Your answer should be a single number: the count of lines that include the word "JSON".

--- BEGIN Data provided ---

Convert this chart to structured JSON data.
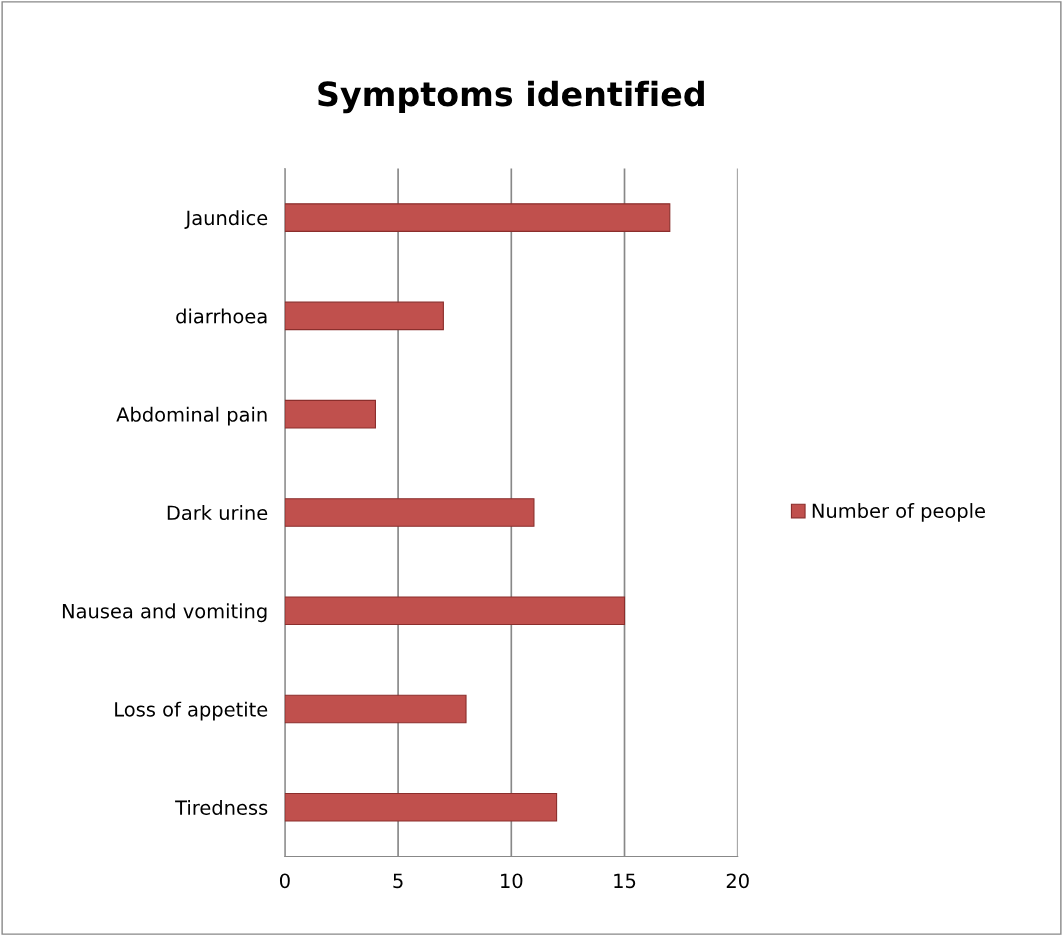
{
  "chart_data": {
    "type": "bar",
    "orientation": "horizontal",
    "title": "Symptoms identified",
    "categories": [
      "Jaundice",
      "diarrhoea",
      "Abdominal pain",
      "Dark urine",
      "Nausea and vomiting",
      "Loss of appetite",
      "Tiredness"
    ],
    "series": [
      {
        "name": "Number of people",
        "color": "#c0504d",
        "values": [
          17,
          7,
          4,
          11,
          15,
          8,
          12
        ]
      }
    ],
    "xlim": [
      0,
      20
    ],
    "xticks": [
      0,
      5,
      10,
      15,
      20
    ],
    "grid": "x",
    "legend": "right"
  }
}
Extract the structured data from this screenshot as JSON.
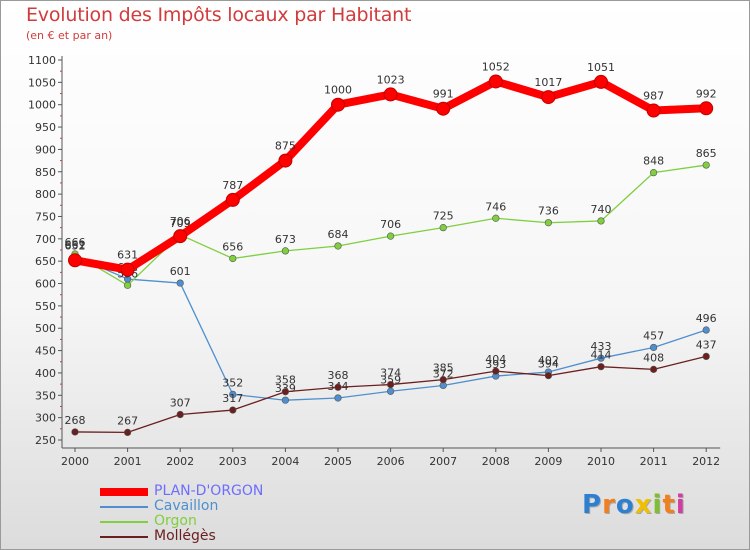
{
  "chart_data": {
    "type": "line",
    "title": "Evolution des Impôts locaux par Habitant",
    "subtitle": "(en € et par an)",
    "x": [
      "2000",
      "2001",
      "2002",
      "2003",
      "2004",
      "2005",
      "2006",
      "2007",
      "2008",
      "2009",
      "2010",
      "2011",
      "2012"
    ],
    "ylim": [
      250,
      1100
    ],
    "yticks": [
      250,
      300,
      350,
      400,
      450,
      500,
      550,
      600,
      650,
      700,
      750,
      800,
      850,
      900,
      950,
      1000,
      1050,
      1100
    ],
    "grid": false,
    "legend_position": "bottom-left",
    "series": [
      {
        "name": "PLAN-D'ORGON",
        "color": "#ff0000",
        "labelColor": "#6d6dff",
        "values": [
          652,
          631,
          706,
          787,
          875,
          1000,
          1023,
          991,
          1052,
          1017,
          1051,
          987,
          992
        ]
      },
      {
        "name": "Cavaillon",
        "color": "#4f8fcf",
        "labelColor": "#4f8fcf",
        "values": [
          661,
          610,
          601,
          352,
          339,
          344,
          359,
          372,
          393,
          402,
          433,
          457,
          496
        ]
      },
      {
        "name": "Orgon",
        "color": "#7fcf3f",
        "labelColor": "#7fcf3f",
        "values": [
          666,
          596,
          709,
          656,
          673,
          684,
          706,
          725,
          746,
          736,
          740,
          848,
          865
        ]
      },
      {
        "name": "Mollégès",
        "color": "#6b1f1f",
        "labelColor": "#6b1f1f",
        "values": [
          268,
          267,
          307,
          317,
          358,
          368,
          374,
          385,
          404,
          394,
          414,
          408,
          437
        ]
      }
    ]
  },
  "brand": {
    "letters": [
      "P",
      "r",
      "o",
      "x",
      "i",
      "t",
      "i"
    ],
    "colors": [
      "#2f7fd1",
      "#f07f1f",
      "#2f7fd1",
      "#f0c000",
      "#7fbf2f",
      "#f07f1f",
      "#d03fa0"
    ]
  }
}
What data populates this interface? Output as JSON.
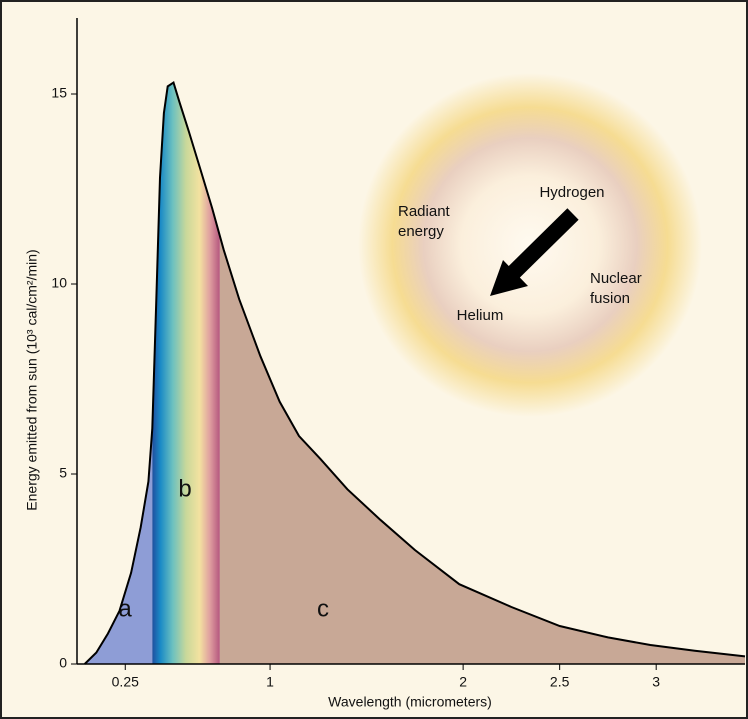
{
  "chart_data": {
    "type": "area",
    "xlabel": "Wavelength (micrometers)",
    "ylabel": "Energy emitted from sun (10³ cal/cm²/min)",
    "x": [
      0.04,
      0.1,
      0.16,
      0.22,
      0.28,
      0.33,
      0.37,
      0.39,
      0.41,
      0.43,
      0.45,
      0.47,
      0.5,
      0.53,
      0.58,
      0.64,
      0.7,
      0.76,
      0.84,
      0.95,
      1.05,
      1.15,
      1.26,
      1.4,
      1.57,
      1.75,
      1.98,
      2.25,
      2.5,
      2.75,
      2.97,
      3.2,
      3.46
    ],
    "values": [
      0,
      0.3,
      0.8,
      1.4,
      2.4,
      3.6,
      4.8,
      6.2,
      9.5,
      12.8,
      14.5,
      15.2,
      15.3,
      14.8,
      14.0,
      13.0,
      12.0,
      10.9,
      9.6,
      8.1,
      6.9,
      6.0,
      5.4,
      4.6,
      3.8,
      3.0,
      2.1,
      1.5,
      1.0,
      0.7,
      0.5,
      0.35,
      0.2
    ],
    "regions": [
      {
        "label": "a",
        "from": 0.04,
        "to": 0.39,
        "color": "#8e9dd6"
      },
      {
        "label": "b",
        "from": 0.39,
        "to": 0.74,
        "color": "spectrum"
      },
      {
        "label": "c",
        "from": 0.74,
        "to": 3.46,
        "color": "#c8a896"
      }
    ],
    "annotations": [
      {
        "lines": [
          "Radiant",
          "energy"
        ]
      },
      {
        "lines": [
          "Hydrogen"
        ]
      },
      {
        "lines": [
          "Helium"
        ]
      },
      {
        "lines": [
          "Nuclear",
          "fusion"
        ]
      }
    ],
    "xlim": [
      0,
      3.46
    ],
    "ylim": [
      0,
      17
    ],
    "xticks": [
      0.25,
      1,
      2,
      2.5,
      3
    ],
    "yticks": [
      0,
      5,
      10,
      15
    ]
  }
}
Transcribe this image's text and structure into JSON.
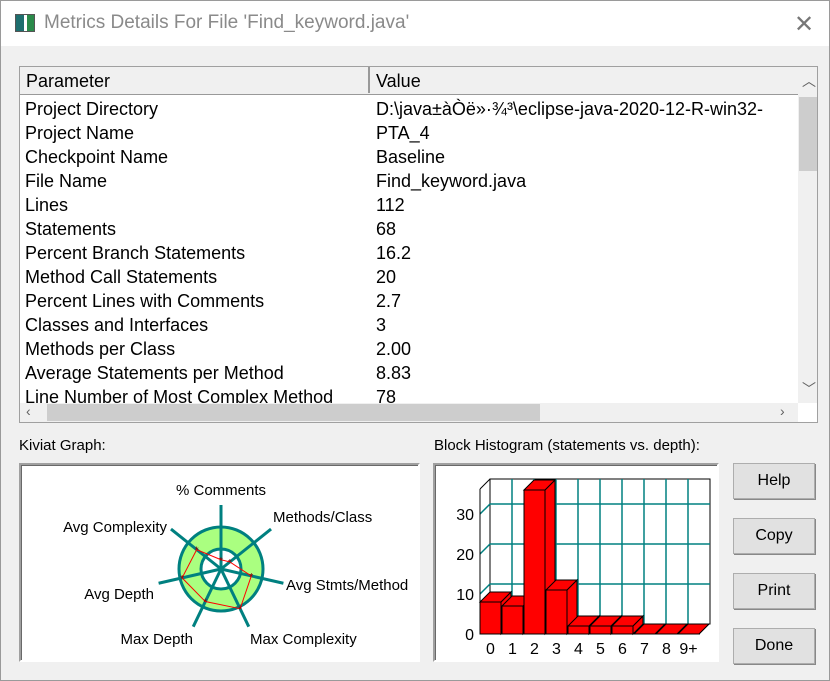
{
  "window": {
    "title": "Metrics Details For File 'Find_keyword.java'",
    "close_icon": "close-x-icon"
  },
  "table": {
    "columns": [
      "Parameter",
      "Value"
    ],
    "rows": [
      [
        "Project Directory",
        "D:\\java±àÒë»·¾³\\eclipse-java-2020-12-R-win32-"
      ],
      [
        "Project Name",
        "PTA_4"
      ],
      [
        "Checkpoint Name",
        "Baseline"
      ],
      [
        "File Name",
        "Find_keyword.java"
      ],
      [
        "Lines",
        "112"
      ],
      [
        "Statements",
        "68"
      ],
      [
        "Percent Branch Statements",
        "16.2"
      ],
      [
        "Method Call Statements",
        "20"
      ],
      [
        "Percent Lines with Comments",
        "2.7"
      ],
      [
        "Classes and Interfaces",
        "3"
      ],
      [
        "Methods per Class",
        "2.00"
      ],
      [
        "Average Statements per Method",
        "8.83"
      ],
      [
        "Line Number of Most Complex Method",
        "78"
      ]
    ]
  },
  "kiviat": {
    "label": "Kiviat Graph:",
    "axes": [
      "% Comments",
      "Methods/Class",
      "Avg Stmts/Method",
      "Max Complexity",
      "Max Depth",
      "Avg Depth",
      "Avg Complexity"
    ],
    "levels": [
      0.22,
      0.27,
      0.74,
      1.05,
      0.86,
      0.95,
      0.74
    ],
    "colors": {
      "ring": "#008080",
      "band": "#aaff80",
      "polygon": "#ff0000"
    }
  },
  "chart_data": {
    "type": "bar",
    "title": "Block Histogram (statements vs. depth):",
    "categories": [
      "0",
      "1",
      "2",
      "3",
      "4",
      "5",
      "6",
      "7",
      "8",
      "9+"
    ],
    "values": [
      8,
      7,
      36,
      11,
      2,
      2,
      2,
      0,
      0,
      0
    ],
    "yticks": [
      0,
      10,
      20,
      30
    ],
    "ylim": [
      0,
      36
    ],
    "grid": true,
    "style": "3d",
    "colors": {
      "bar": "#ff0000",
      "grid": "#008080"
    }
  },
  "buttons": {
    "help": "Help",
    "copy": "Copy",
    "print": "Print",
    "done": "Done"
  }
}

--- END Data provided ---

**Task output:**
4